*AIM OF THE TASK:* If a line below contains the string "musculaire", return that line.

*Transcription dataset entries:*

***

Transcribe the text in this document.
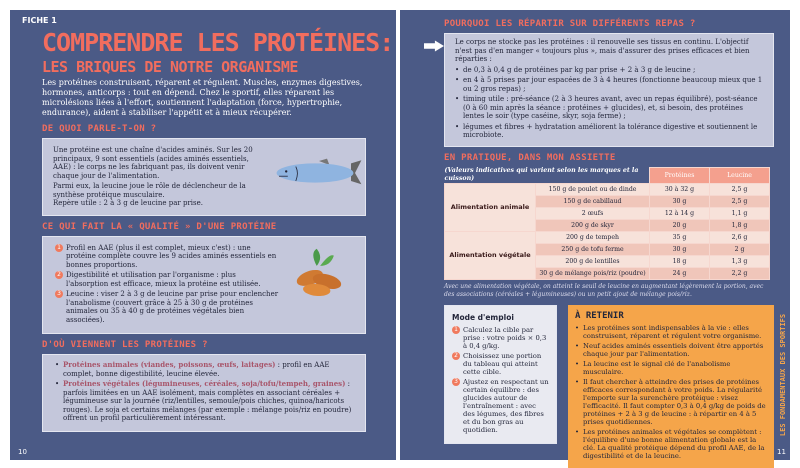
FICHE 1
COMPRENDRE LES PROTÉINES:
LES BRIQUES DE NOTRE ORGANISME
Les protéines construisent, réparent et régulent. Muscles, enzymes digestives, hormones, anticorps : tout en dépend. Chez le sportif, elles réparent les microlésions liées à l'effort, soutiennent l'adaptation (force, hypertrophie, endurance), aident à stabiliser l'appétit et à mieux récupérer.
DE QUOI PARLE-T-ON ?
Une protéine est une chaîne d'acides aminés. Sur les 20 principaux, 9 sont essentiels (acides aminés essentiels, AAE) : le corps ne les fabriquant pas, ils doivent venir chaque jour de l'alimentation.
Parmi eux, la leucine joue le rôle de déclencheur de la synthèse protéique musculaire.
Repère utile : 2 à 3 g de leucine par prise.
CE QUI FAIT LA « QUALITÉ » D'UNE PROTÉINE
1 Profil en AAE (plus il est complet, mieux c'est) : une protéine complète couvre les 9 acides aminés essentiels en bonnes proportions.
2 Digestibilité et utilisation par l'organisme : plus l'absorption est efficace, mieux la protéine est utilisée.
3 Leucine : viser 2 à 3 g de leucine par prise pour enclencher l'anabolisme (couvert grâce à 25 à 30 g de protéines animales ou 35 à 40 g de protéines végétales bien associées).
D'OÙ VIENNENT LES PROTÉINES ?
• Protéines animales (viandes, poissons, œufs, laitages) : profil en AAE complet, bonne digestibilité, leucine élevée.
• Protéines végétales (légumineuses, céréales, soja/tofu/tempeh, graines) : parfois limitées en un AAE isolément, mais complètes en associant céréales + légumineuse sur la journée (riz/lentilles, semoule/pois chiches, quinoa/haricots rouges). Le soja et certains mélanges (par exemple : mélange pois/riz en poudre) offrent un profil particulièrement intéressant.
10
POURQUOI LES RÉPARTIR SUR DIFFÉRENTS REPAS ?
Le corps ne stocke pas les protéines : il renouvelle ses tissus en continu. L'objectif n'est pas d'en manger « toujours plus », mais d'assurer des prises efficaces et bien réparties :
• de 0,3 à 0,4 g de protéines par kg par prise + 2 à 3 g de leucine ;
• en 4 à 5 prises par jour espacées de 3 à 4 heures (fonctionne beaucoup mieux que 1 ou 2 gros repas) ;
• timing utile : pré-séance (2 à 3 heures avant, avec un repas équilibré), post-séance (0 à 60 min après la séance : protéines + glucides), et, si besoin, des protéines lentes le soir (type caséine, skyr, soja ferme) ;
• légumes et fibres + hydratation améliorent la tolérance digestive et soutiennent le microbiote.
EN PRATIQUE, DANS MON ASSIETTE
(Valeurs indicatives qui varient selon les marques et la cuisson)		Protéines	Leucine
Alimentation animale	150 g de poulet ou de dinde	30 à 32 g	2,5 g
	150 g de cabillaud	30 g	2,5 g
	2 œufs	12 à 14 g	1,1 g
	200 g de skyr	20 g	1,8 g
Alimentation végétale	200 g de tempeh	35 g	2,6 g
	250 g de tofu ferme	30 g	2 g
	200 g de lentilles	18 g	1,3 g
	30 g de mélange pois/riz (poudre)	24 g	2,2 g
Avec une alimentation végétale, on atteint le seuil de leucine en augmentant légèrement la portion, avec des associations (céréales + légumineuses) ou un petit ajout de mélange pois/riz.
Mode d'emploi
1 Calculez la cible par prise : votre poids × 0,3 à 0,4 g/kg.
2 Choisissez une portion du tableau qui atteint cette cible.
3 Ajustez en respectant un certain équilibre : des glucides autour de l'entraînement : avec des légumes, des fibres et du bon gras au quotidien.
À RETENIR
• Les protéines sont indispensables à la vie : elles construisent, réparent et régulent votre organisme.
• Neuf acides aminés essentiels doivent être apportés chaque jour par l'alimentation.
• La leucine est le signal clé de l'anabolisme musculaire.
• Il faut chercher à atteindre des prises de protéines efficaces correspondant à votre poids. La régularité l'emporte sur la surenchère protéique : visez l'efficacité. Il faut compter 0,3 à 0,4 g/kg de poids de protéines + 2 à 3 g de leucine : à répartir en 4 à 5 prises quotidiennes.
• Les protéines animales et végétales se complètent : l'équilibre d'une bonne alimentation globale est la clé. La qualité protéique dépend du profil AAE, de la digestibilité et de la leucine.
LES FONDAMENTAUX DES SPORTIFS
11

***

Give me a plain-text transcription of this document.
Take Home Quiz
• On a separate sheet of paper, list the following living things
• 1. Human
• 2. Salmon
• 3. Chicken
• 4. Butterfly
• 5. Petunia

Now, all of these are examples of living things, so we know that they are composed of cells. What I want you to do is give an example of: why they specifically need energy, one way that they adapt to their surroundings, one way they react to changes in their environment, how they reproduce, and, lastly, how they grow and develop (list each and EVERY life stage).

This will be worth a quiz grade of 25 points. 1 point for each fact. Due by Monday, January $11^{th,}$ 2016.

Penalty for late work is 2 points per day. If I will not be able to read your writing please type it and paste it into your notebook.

***

*SOLUTION FOR THIS EXERCISE:*
Parmi eux, la leucine joue le rôle de déclencheur de la synthèse protéique musculaire.
• La leucine est le signal clé de l'anabolisme musculaire.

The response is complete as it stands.